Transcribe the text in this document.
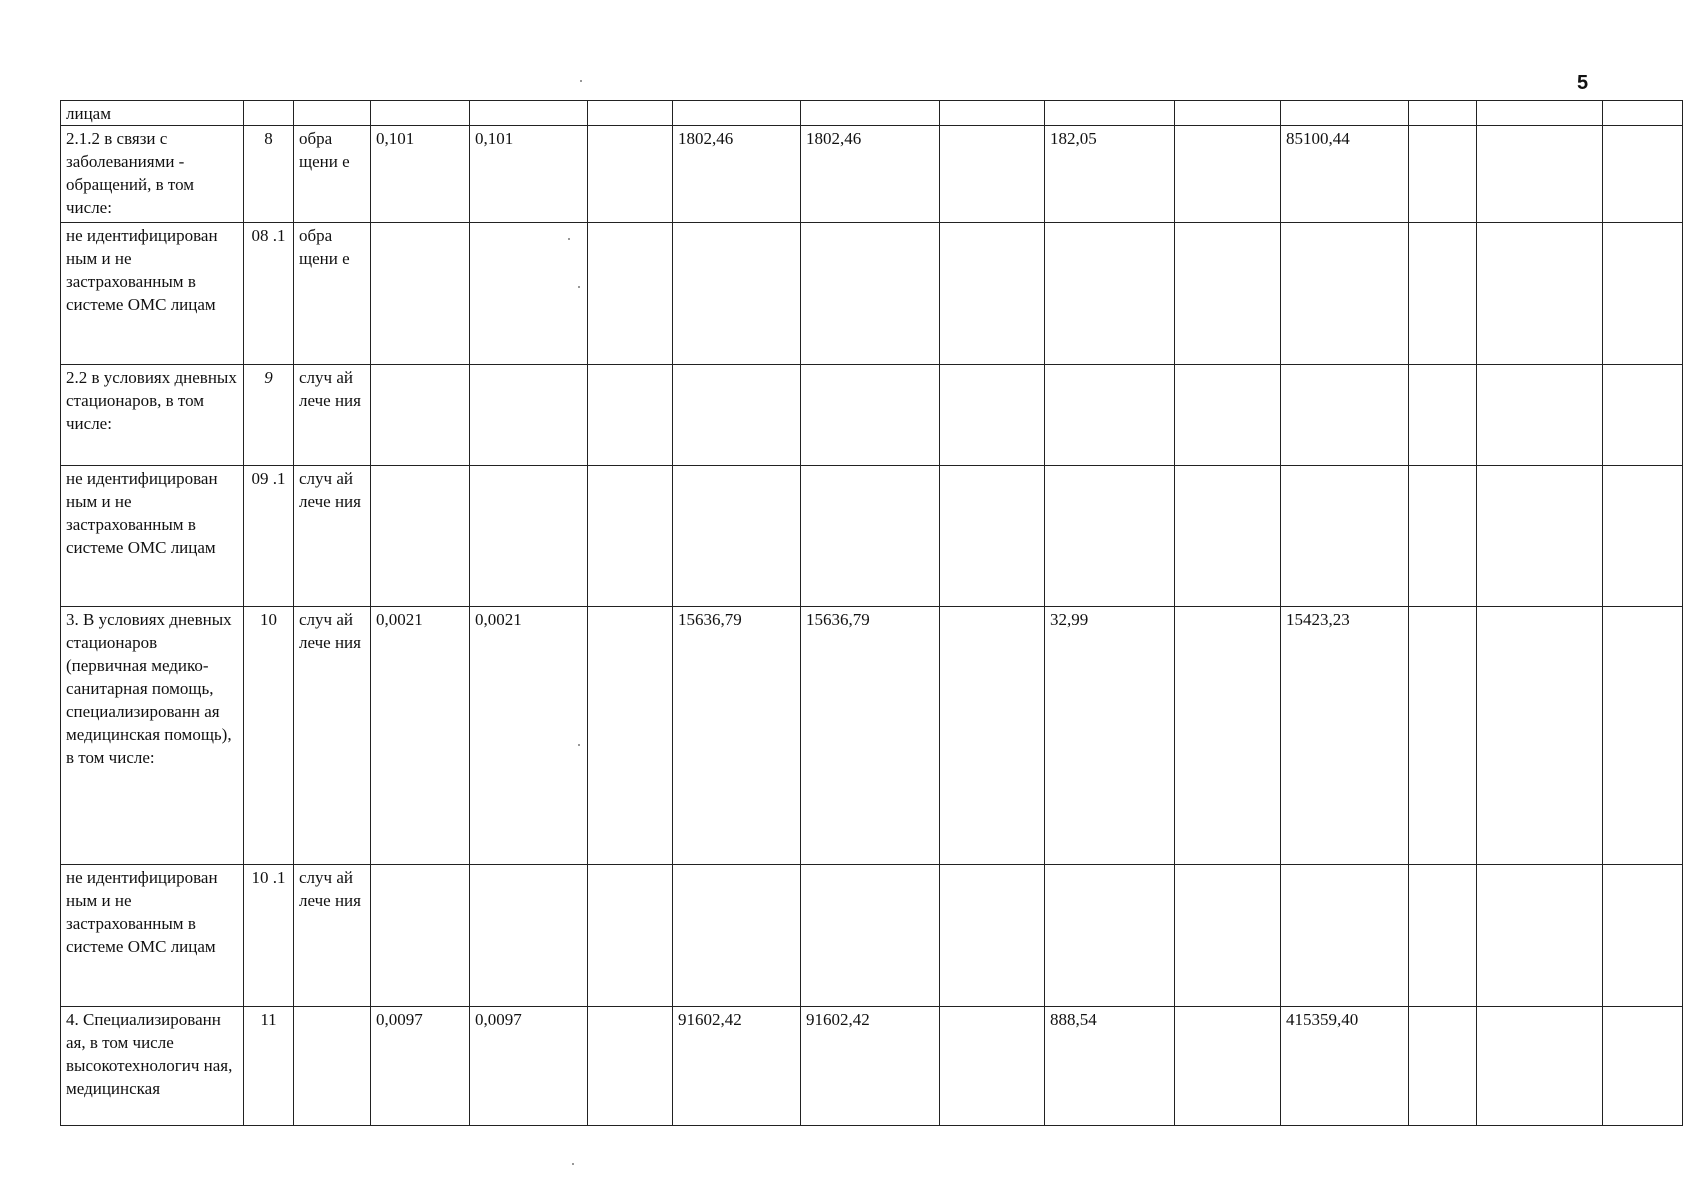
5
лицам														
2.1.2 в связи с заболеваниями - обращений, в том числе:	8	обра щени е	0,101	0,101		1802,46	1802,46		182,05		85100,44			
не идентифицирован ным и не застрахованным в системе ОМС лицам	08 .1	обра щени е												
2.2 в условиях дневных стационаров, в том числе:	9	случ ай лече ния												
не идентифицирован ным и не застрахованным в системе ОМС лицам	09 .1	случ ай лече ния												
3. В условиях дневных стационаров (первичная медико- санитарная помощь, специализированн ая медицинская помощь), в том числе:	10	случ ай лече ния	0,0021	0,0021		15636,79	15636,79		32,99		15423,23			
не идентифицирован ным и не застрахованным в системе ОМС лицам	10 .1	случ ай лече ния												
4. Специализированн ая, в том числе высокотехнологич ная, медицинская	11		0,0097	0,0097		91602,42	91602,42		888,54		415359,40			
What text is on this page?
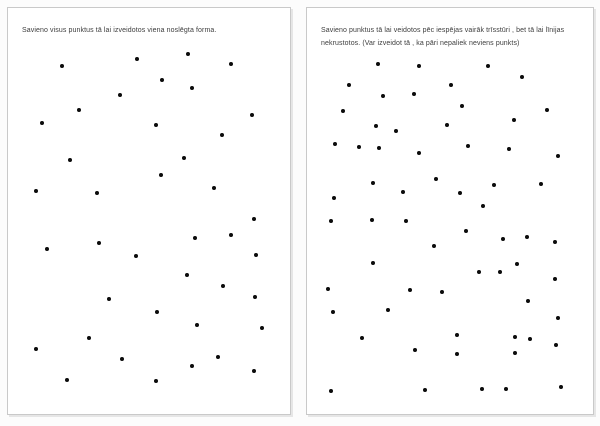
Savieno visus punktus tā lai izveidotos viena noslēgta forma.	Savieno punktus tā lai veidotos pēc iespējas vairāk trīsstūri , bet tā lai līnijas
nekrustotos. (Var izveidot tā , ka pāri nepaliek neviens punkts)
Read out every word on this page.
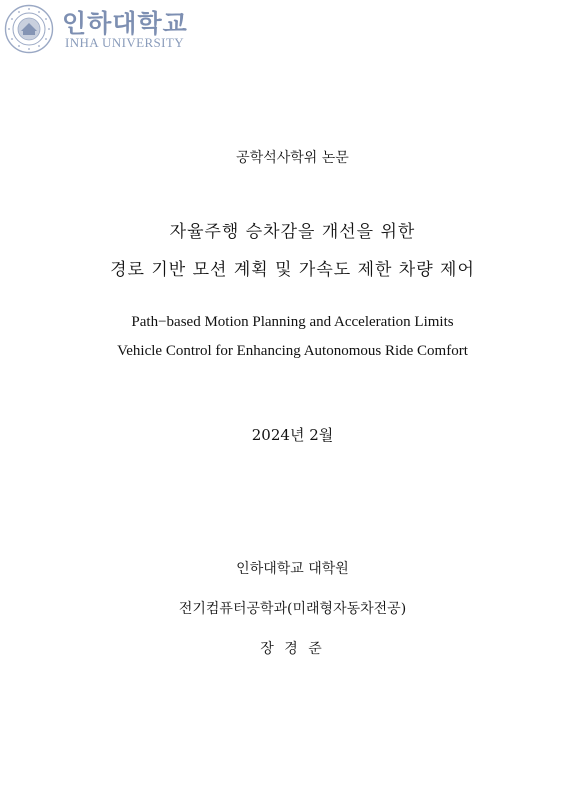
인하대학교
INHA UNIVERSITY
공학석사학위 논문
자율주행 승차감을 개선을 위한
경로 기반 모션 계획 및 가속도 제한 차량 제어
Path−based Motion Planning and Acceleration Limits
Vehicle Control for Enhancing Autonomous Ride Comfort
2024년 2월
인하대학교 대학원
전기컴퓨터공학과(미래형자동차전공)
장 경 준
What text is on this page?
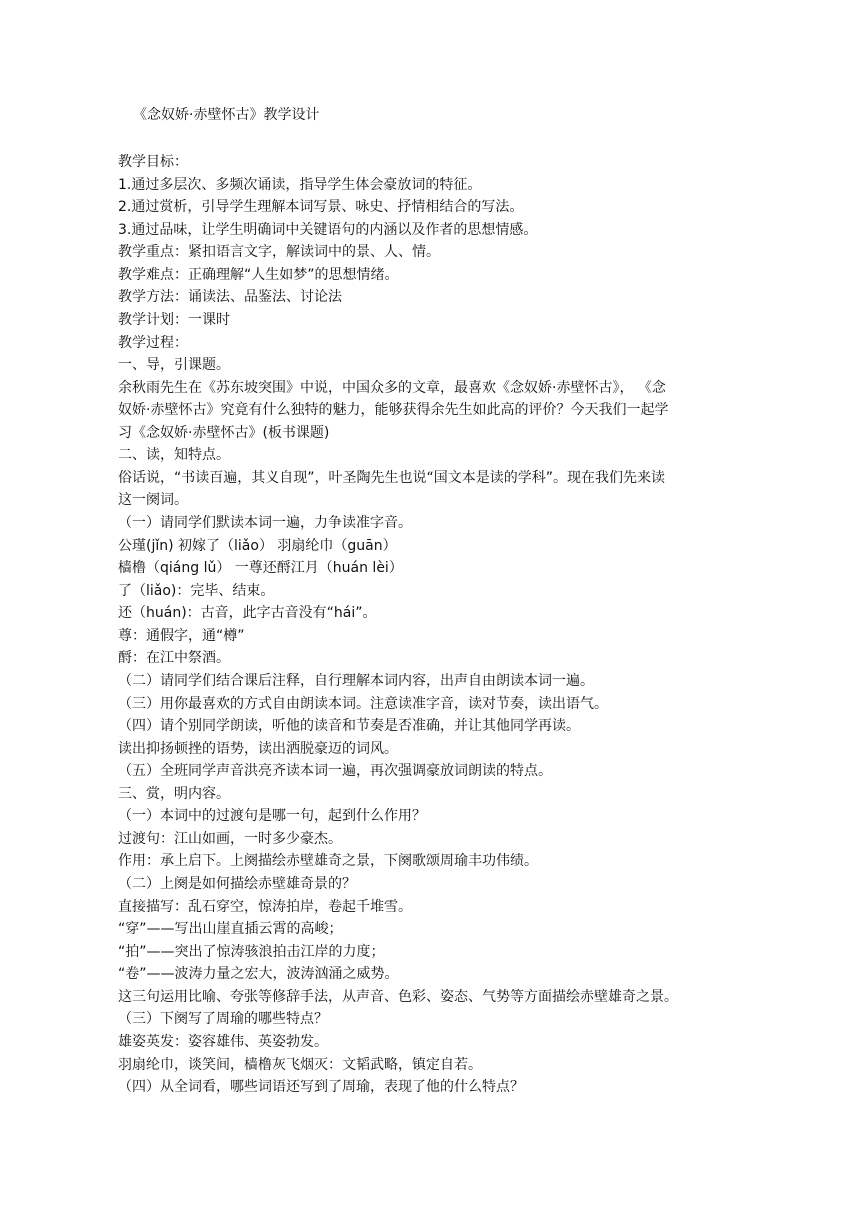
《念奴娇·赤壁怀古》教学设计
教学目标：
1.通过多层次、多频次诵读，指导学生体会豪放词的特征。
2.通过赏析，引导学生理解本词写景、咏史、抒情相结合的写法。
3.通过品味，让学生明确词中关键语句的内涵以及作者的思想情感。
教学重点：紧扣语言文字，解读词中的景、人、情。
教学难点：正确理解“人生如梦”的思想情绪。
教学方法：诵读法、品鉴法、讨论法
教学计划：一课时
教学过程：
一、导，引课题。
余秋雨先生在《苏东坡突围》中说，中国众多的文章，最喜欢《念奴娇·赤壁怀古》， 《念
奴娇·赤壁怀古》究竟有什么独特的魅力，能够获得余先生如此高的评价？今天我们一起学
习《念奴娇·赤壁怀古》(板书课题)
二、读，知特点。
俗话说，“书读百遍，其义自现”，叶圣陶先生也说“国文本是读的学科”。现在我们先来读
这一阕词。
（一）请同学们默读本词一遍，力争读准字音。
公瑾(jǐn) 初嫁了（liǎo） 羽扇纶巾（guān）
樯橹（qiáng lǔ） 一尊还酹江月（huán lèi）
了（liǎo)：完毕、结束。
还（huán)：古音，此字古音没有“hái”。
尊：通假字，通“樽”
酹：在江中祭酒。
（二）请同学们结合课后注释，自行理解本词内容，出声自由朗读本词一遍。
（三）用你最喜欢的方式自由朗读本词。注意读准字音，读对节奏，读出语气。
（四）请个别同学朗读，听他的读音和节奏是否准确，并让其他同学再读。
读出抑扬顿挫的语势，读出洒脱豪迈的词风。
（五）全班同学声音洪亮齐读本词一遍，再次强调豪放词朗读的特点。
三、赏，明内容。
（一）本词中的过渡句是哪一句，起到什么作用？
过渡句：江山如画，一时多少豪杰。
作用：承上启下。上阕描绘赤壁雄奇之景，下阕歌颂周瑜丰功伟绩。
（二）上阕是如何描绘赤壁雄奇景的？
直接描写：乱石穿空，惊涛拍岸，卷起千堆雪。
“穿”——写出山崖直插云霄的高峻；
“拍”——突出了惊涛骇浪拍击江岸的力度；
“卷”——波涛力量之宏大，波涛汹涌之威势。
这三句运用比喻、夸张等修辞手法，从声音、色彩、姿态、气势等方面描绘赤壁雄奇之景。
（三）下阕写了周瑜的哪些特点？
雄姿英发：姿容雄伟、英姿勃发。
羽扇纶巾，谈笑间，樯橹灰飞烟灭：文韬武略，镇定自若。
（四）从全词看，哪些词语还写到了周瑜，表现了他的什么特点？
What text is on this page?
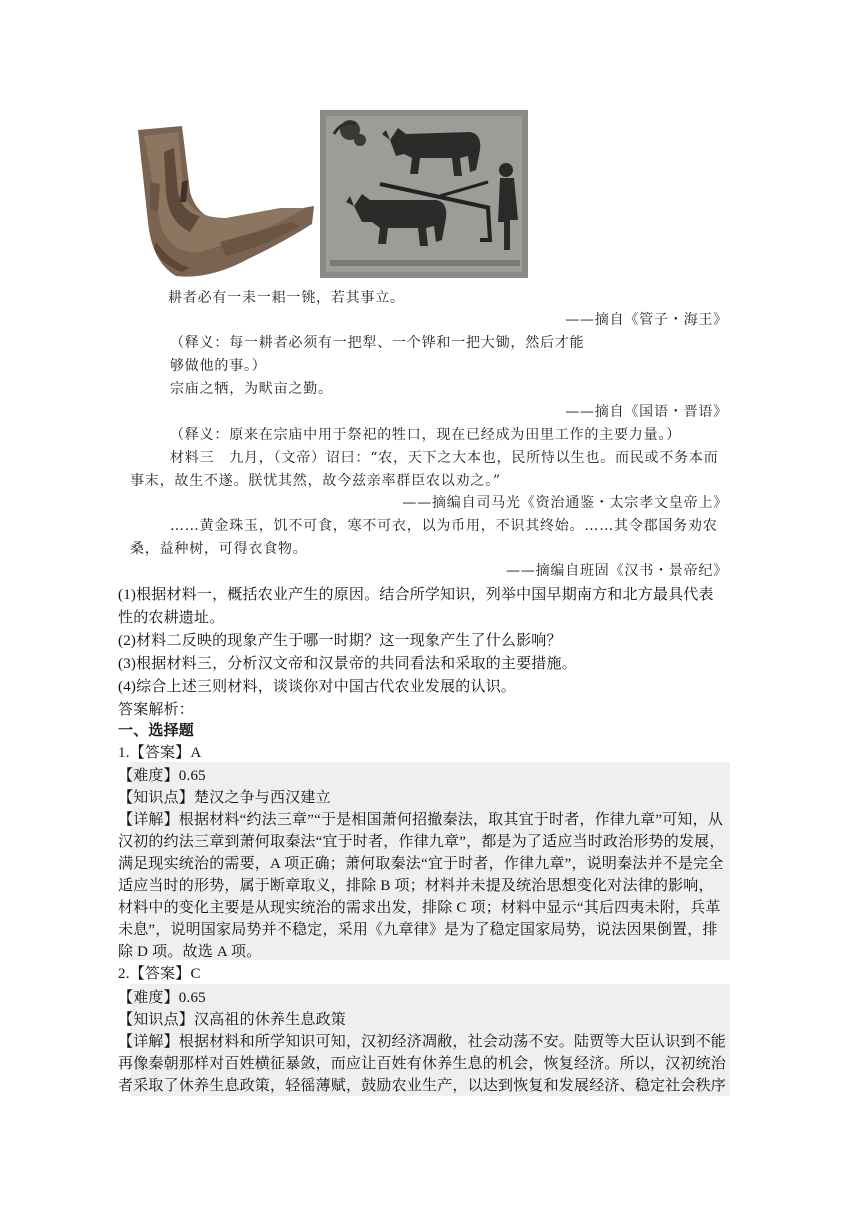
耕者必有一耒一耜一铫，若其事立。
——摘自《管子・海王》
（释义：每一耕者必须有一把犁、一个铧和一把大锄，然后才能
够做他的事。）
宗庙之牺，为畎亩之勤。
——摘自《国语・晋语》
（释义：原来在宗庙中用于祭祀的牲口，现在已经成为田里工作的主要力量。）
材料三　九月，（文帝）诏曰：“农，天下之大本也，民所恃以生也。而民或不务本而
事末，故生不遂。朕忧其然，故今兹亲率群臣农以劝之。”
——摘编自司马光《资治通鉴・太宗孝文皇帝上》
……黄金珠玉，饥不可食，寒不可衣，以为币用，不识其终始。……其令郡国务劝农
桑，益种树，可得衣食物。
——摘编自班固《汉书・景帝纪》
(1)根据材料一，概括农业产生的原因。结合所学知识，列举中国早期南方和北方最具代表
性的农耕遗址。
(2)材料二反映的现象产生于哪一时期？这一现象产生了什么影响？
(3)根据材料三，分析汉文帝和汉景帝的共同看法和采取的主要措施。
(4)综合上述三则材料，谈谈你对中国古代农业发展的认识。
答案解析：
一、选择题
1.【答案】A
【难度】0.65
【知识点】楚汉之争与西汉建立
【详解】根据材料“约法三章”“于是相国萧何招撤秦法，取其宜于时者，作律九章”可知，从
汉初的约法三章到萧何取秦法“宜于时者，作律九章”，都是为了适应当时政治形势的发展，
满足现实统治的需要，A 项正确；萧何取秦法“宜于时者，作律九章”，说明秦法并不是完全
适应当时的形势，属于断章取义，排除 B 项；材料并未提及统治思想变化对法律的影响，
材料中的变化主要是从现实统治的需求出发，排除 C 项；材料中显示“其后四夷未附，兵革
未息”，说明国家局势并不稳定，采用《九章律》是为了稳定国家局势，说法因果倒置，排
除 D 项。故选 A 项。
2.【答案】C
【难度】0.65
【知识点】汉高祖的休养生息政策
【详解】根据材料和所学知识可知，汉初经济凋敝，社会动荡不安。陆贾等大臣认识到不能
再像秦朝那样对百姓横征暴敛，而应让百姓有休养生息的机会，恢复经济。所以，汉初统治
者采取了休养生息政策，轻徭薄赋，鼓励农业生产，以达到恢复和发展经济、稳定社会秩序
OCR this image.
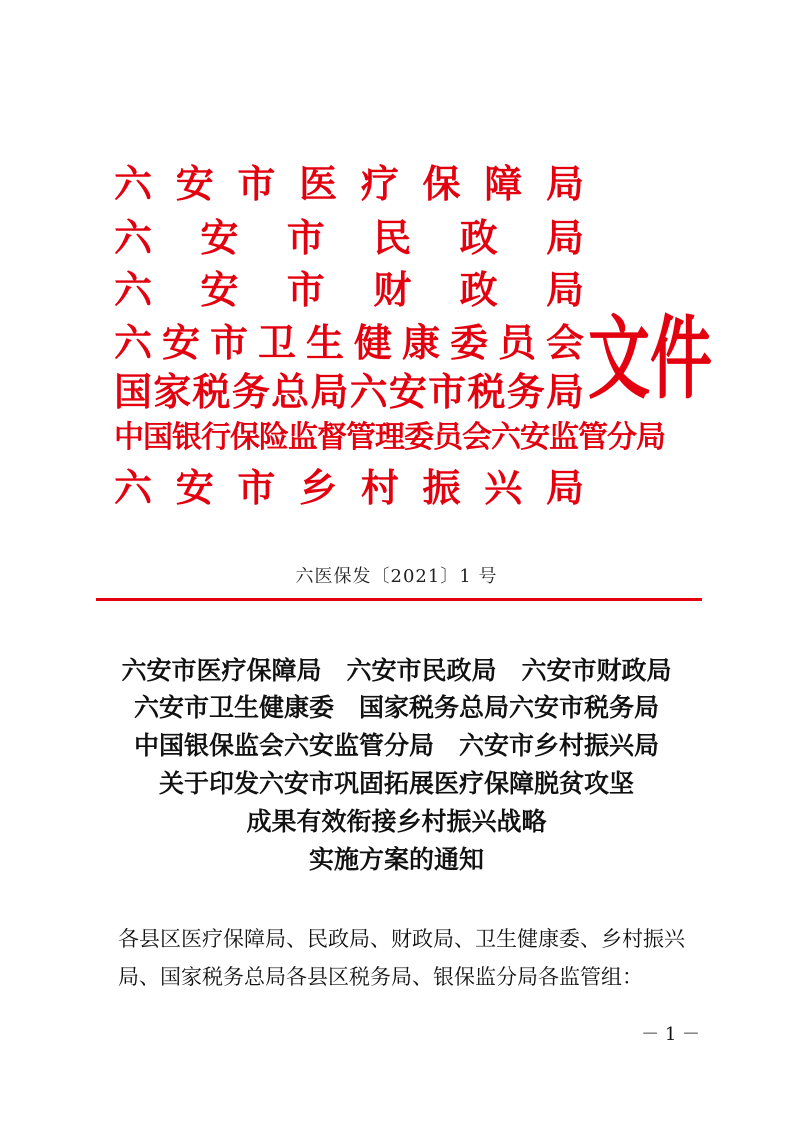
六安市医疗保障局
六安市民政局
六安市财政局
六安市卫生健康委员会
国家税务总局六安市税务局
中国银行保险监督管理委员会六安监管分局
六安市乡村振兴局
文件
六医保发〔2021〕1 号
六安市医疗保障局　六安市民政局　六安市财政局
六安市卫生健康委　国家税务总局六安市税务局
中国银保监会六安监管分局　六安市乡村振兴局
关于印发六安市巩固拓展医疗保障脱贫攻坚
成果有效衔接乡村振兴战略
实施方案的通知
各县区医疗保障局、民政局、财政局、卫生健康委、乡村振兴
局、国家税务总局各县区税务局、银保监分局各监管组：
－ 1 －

-.-.-

TASK REQUIREMENTS: Give back every line exactly as it stands, pictures excluded.

RESPONSE TO THE EXERCISE:
Transcribe the text in this document.
5
лицам														
2.1.2 в связи с заболеваниями - обращений, в том числе:	8	обра щени е	0,101	0,101		1802,46	1802,46		182,05		85100,44			
не идентифицирован ным и не застрахованным в системе ОМС лицам	08 .1	обра щени е												
2.2 в условиях дневных стационаров, в том числе:	9	случ ай лече ния												
не идентифицирован ным и не застрахованным в системе ОМС лицам	09 .1	случ ай лече ния												
3. В условиях дневных стационаров (первичная медико- санитарная помощь, специализированн ая медицинская помощь), в том числе:	10	случ ай лече ния	0,0021	0,0021		15636,79	15636,79		32,99		15423,23			
не идентифицирован ным и не застрахованным в системе ОМС лицам	10 .1	случ ай лече ния												
4. Специализированн ая, в том числе высокотехнологич ная, медицинская	11		0,0097	0,0097		91602,42	91602,42		888,54		415359,40			
What text is on this page?
Savieno visus punktus tā lai izveidotos viena noslēgta forma.	Savieno punktus tā lai veidotos pēc iespējas vairāk trīsstūri , bet tā lai līnijas
nekrustotos. (Var izveidot tā , ka pāri nepaliek neviens punkts)
Read out every word on this page.
인하대학교
INHA UNIVERSITY
공학석사학위 논문
자율주행 승차감을 개선을 위한
경로 기반 모션 계획 및 가속도 제한 차량 제어
Path−based Motion Planning and Acceleration Limits
Vehicle Control for Enhancing Autonomous Ride Comfort
2024년 2월
인하대학교 대학원
전기컴퓨터공학과(미래형자동차전공)
장 경 준
What text is on this page?
《念奴娇·赤壁怀古》教学设计
教学目标：
1.通过多层次、多频次诵读，指导学生体会豪放词的特征。
2.通过赏析，引导学生理解本词写景、咏史、抒情相结合的写法。
3.通过品味，让学生明确词中关键语句的内涵以及作者的思想情感。
教学重点：紧扣语言文字，解读词中的景、人、情。
教学难点：正确理解“人生如梦”的思想情绪。
教学方法：诵读法、品鉴法、讨论法
教学计划：一课时
教学过程：
一、导，引课题。
余秋雨先生在《苏东坡突围》中说，中国众多的文章，最喜欢《念奴娇·赤壁怀古》， 《念
奴娇·赤壁怀古》究竟有什么独特的魅力，能够获得余先生如此高的评价？今天我们一起学
习《念奴娇·赤壁怀古》(板书课题)
二、读，知特点。
俗话说，“书读百遍，其义自现”，叶圣陶先生也说“国文本是读的学科”。现在我们先来读
这一阕词。
（一）请同学们默读本词一遍，力争读准字音。
公瑾(jǐn) 初嫁了（liǎo） 羽扇纶巾（guān）
樯橹（qiáng lǔ） 一尊还酹江月（huán lèi）
了（liǎo)：完毕、结束。
还（huán)：古音，此字古音没有“hái”。
尊：通假字，通“樽”
酹：在江中祭酒。
（二）请同学们结合课后注释，自行理解本词内容，出声自由朗读本词一遍。
（三）用你最喜欢的方式自由朗读本词。注意读准字音，读对节奏，读出语气。
（四）请个别同学朗读，听他的读音和节奏是否准确，并让其他同学再读。
读出抑扬顿挫的语势，读出洒脱豪迈的词风。
（五）全班同学声音洪亮齐读本词一遍，再次强调豪放词朗读的特点。
三、赏，明内容。
（一）本词中的过渡句是哪一句，起到什么作用？
过渡句：江山如画，一时多少豪杰。
作用：承上启下。上阕描绘赤壁雄奇之景，下阕歌颂周瑜丰功伟绩。
（二）上阕是如何描绘赤壁雄奇景的？
直接描写：乱石穿空，惊涛拍岸，卷起千堆雪。
“穿”——写出山崖直插云霄的高峻；
“拍”——突出了惊涛骇浪拍击江岸的力度；
“卷”——波涛力量之宏大，波涛汹涌之威势。
这三句运用比喻、夸张等修辞手法，从声音、色彩、姿态、气势等方面描绘赤壁雄奇之景。
（三）下阕写了周瑜的哪些特点？
雄姿英发：姿容雄伟、英姿勃发。
羽扇纶巾，谈笑间，樯橹灰飞烟灭：文韬武略，镇定自若。
（四）从全词看，哪些词语还写到了周瑜，表现了他的什么特点？
What text is on this page?
耕者必有一耒一耜一铫，若其事立。
——摘自《管子・海王》
（释义：每一耕者必须有一把犁、一个铧和一把大锄，然后才能
够做他的事。）
宗庙之牺，为畎亩之勤。
——摘自《国语・晋语》
（释义：原来在宗庙中用于祭祀的牲口，现在已经成为田里工作的主要力量。）
材料三　九月，（文帝）诏曰：“农，天下之大本也，民所恃以生也。而民或不务本而
事末，故生不遂。朕忧其然，故今兹亲率群臣农以劝之。”
——摘编自司马光《资治通鉴・太宗孝文皇帝上》
……黄金珠玉，饥不可食，寒不可衣，以为币用，不识其终始。……其令郡国务劝农
桑，益种树，可得衣食物。
——摘编自班固《汉书・景帝纪》
(1)根据材料一，概括农业产生的原因。结合所学知识，列举中国早期南方和北方最具代表
性的农耕遗址。
(2)材料二反映的现象产生于哪一时期？这一现象产生了什么影响？
(3)根据材料三，分析汉文帝和汉景帝的共同看法和采取的主要措施。
(4)综合上述三则材料，谈谈你对中国古代农业发展的认识。
答案解析：
一、选择题
1.【答案】A
【难度】0.65
【知识点】楚汉之争与西汉建立
【详解】根据材料“约法三章”“于是相国萧何招撤秦法，取其宜于时者，作律九章”可知，从
汉初的约法三章到萧何取秦法“宜于时者，作律九章”，都是为了适应当时政治形势的发展，
满足现实统治的需要，A 项正确；萧何取秦法“宜于时者，作律九章”，说明秦法并不是完全
适应当时的形势，属于断章取义，排除 B 项；材料并未提及统治思想变化对法律的影响，
材料中的变化主要是从现实统治的需求出发，排除 C 项；材料中显示“其后四夷未附，兵革
未息”，说明国家局势并不稳定，采用《九章律》是为了稳定国家局势，说法因果倒置，排
除 D 项。故选 A 项。
2.【答案】C
【难度】0.65
【知识点】汉高祖的休养生息政策
【详解】根据材料和所学知识可知，汉初经济凋敝，社会动荡不安。陆贾等大臣认识到不能
再像秦朝那样对百姓横征暴敛，而应让百姓有休养生息的机会，恢复经济。所以，汉初统治
者采取了休养生息政策，轻徭薄赋，鼓励农业生产，以达到恢复和发展经济、稳定社会秩序
OCR this image.
六安市医疗保障局
六安市民政局
六安市财政局
六安市卫生健康委员会
国家税务总局六安市税务局
中国银行保险监督管理委员会六安监管分局
六安市乡村振兴局
文件
六医保发〔2021〕1 号
六安市医疗保障局　六安市民政局　六安市财政局
六安市卫生健康委　国家税务总局六安市税务局
中国银保监会六安监管分局　六安市乡村振兴局
关于印发六安市巩固拓展医疗保障脱贫攻坚
成果有效衔接乡村振兴战略
实施方案的通知
各县区医疗保障局、民政局、财政局、卫生健康委、乡村振兴
局、国家税务总局各县区税务局、银保监分局各监管组：
－ 1 －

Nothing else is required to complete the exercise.